**WHAT IS ASKED**: Only the lines from the one containing "Extract all readable text from this page." to the end of the material are to be copied, exactly and in full; images stay out.

Stored items from a collection

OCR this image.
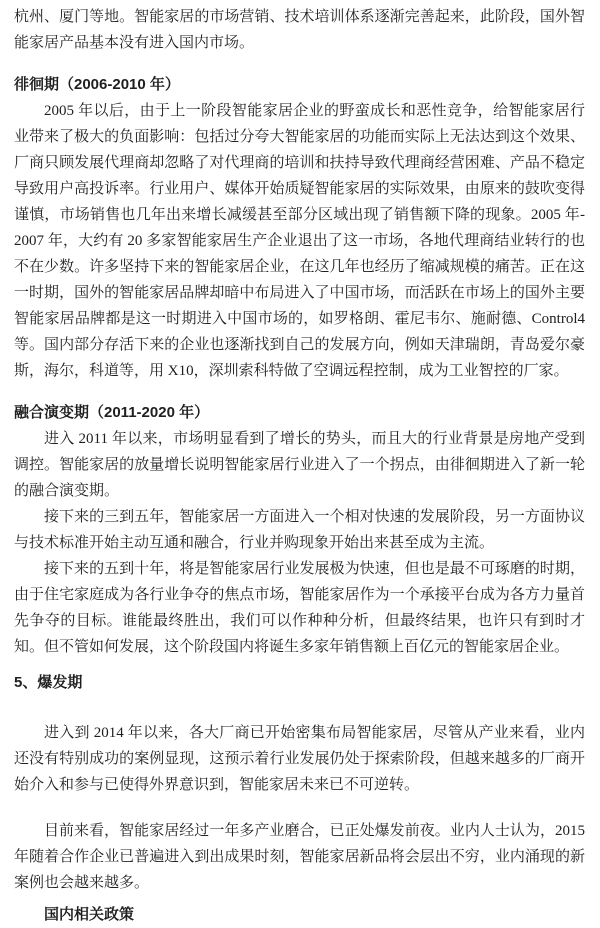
杭州、厦门等地。智能家居的市场营销、技术培训体系逐渐完善起来，此阶段，国外智能家居产品基本没有进入国内市场。

徘徊期（2006-2010 年）

2005 年以后，由于上一阶段智能家居企业的野蛮成长和恶性竞争，给智能家居行业带来了极大的负面影响：包括过分夸大智能家居的功能而实际上无法达到这个效果、厂商只顾发展代理商却忽略了对代理商的培训和扶持导致代理商经营困难、产品不稳定导致用户高投诉率。行业用户、媒体开始质疑智能家居的实际效果，由原来的鼓吹变得谨慎，市场销售也几年出来增长减缓甚至部分区域出现了销售额下降的现象。2005 年-2007 年，大约有 20 多家智能家居生产企业退出了这一市场，各地代理商结业转行的也不在少数。许多坚持下来的智能家居企业，在这几年也经历了缩减规模的痛苦。正在这一时期，国外的智能家居品牌却暗中布局进入了中国市场，而活跃在市场上的国外主要智能家居品牌都是这一时期进入中国市场的，如罗格朗、霍尼韦尔、施耐德、Control4 等。国内部分存活下来的企业也逐渐找到自己的发展方向，例如天津瑞朗，青岛爱尔豪斯，海尔，科道等，用 X10，深圳索科特做了空调远程控制，成为工业智控的厂家。

融合演变期（2011-2020 年）

进入 2011 年以来，市场明显看到了增长的势头，而且大的行业背景是房地产受到调控。智能家居的放量增长说明智能家居行业进入了一个拐点，由徘徊期进入了新一轮的融合演变期。

接下来的三到五年，智能家居一方面进入一个相对快速的发展阶段，另一方面协议与技术标准开始主动互通和融合，行业并购现象开始出来甚至成为主流。

接下来的五到十年，将是智能家居行业发展极为快速，但也是最不可琢磨的时期，由于住宅家庭成为各行业争夺的焦点市场，智能家居作为一个承接平台成为各方力量首先争夺的目标。谁能最终胜出，我们可以作种种分析，但最终结果，也许只有到时才知。但不管如何发展，这个阶段国内将诞生多家年销售额上百亿元的智能家居企业。

5、爆发期

进入到 2014 年以来，各大厂商已开始密集布局智能家居，尽管从产业来看，业内还没有特别成功的案例显现，这预示着行业发展仍处于探索阶段，但越来越多的厂商开始介入和参与已使得外界意识到，智能家居未来已不可逆转。

目前来看，智能家居经过一年多产业磨合，已正处爆发前夜。业内人士认为，2015 年随着合作企业已普遍进入到出成果时刻，智能家居新品将会层出不穷，业内涌现的新案例也会越来越多。

国内相关政策
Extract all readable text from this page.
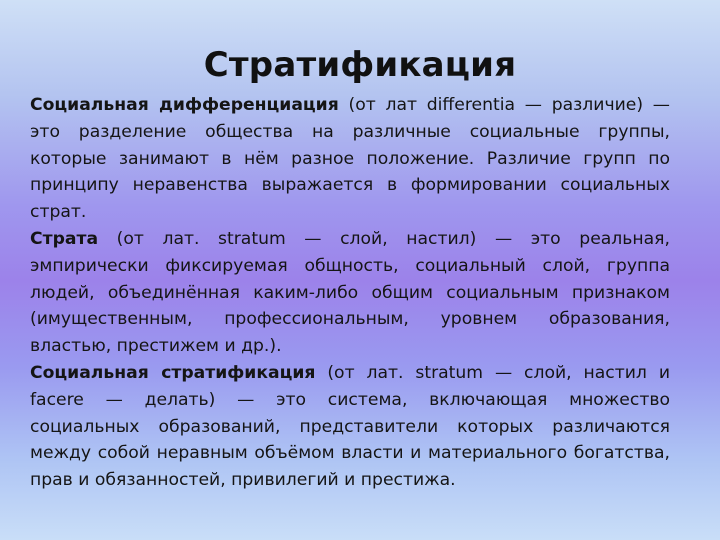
Стратификация

Социальная дифференциация (от лат differentia — различие) — это разделение общества на различные социальные группы, которые занимают в нём разное положение. Различие групп по принципу неравенства выражается в формировании социальных страт.

Страта (от лат. stratum — слой, настил) — это реальная, эмпирически фиксируемая общность, социальный слой, группа людей, объединённая каким-либо общим социальным признаком (имущественным, профессиональным, уровнем образования, властью, престижем и др.).

Социальная стратификация (от лат. stratum — слой, настил и facere — делать) — это система, включающая множество социальных образований, представители которых различаются между собой неравным объёмом власти и материального богатства, прав и обязанностей, привилегий и престижа.
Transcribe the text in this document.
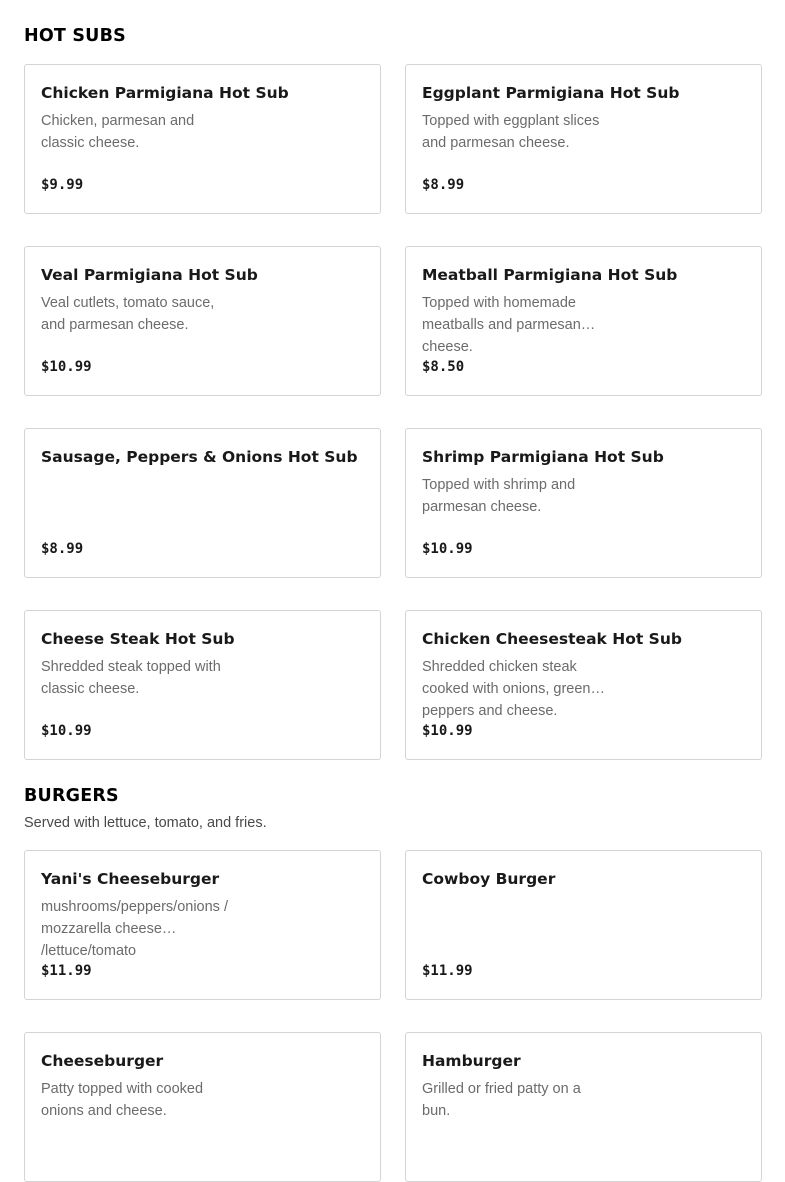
HOT SUBS
Chicken Parmigiana Hot Sub
Chicken, parmesan and classic cheese.
$9.99
Eggplant Parmigiana Hot Sub
Topped with eggplant slices and parmesan cheese.
$8.99
Veal Parmigiana Hot Sub
Veal cutlets, tomato sauce, and parmesan cheese.
$10.99
Meatball Parmigiana Hot Sub
Topped with homemade meatballs and parmesan cheese.
$8.50
Sausage, Peppers & Onions Hot Sub
$8.99
Shrimp Parmigiana Hot Sub
Topped with shrimp and parmesan cheese.
$10.99
Cheese Steak Hot Sub
Shredded steak topped with classic cheese.
$10.99
Chicken Cheesesteak Hot Sub
Shredded chicken steak cooked with onions, green peppers and cheese.
$10.99
BURGERS
Served with lettuce, tomato, and fries.
Yani's Cheeseburger
mushrooms/peppers/onions / mozzarella cheese /lettuce/tomato
$11.99
Cowboy Burger
$11.99
Cheeseburger
Patty topped with cooked onions and cheese.
Hamburger
Grilled or fried patty on a bun.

**SOLUTION FOR THIS PROBLEM**:
Extract all readable text from this page.
Стратификация

Социальная дифференциация (от лат differentia — различие) — это разделение общества на различные социальные группы, которые занимают в нём разное положение. Различие групп по принципу неравенства выражается в формировании социальных страт.

Страта (от лат. stratum — слой, настил) — это реальная, эмпирически фиксируемая общность, социальный слой, группа людей, объединённая каким-либо общим социальным признаком (имущественным, профессиональным, уровнем образования, властью, престижем и др.).

Социальная стратификация (от лат. stratum — слой, настил и facere — делать) — это система, включающая множество социальных образований, представители которых различаются между собой неравным объёмом власти и материального богатства, прав и обязанностей, привилегий и престижа.
Transcribe the text in this document.
HOT SUBS
Chicken Parmigiana Hot Sub
Chicken, parmesan and classic cheese.
$9.99
Eggplant Parmigiana Hot Sub
Topped with eggplant slices and parmesan cheese.
$8.99
Veal Parmigiana Hot Sub
Veal cutlets, tomato sauce, and parmesan cheese.
$10.99
Meatball Parmigiana Hot Sub
Topped with homemade meatballs and parmesan cheese.
$8.50
Sausage, Peppers & Onions Hot Sub
$8.99
Shrimp Parmigiana Hot Sub
Topped with shrimp and parmesan cheese.
$10.99
Cheese Steak Hot Sub
Shredded steak topped with classic cheese.
$10.99
Chicken Cheesesteak Hot Sub
Shredded chicken steak cooked with onions, green peppers and cheese.
$10.99
BURGERS
Served with lettuce, tomato, and fries.
Yani's Cheeseburger
mushrooms/peppers/onions / mozzarella cheese /lettuce/tomato
$11.99
Cowboy Burger
$11.99
Cheeseburger
Patty topped with cooked onions and cheese.
Hamburger
Grilled or fried patty on a bun.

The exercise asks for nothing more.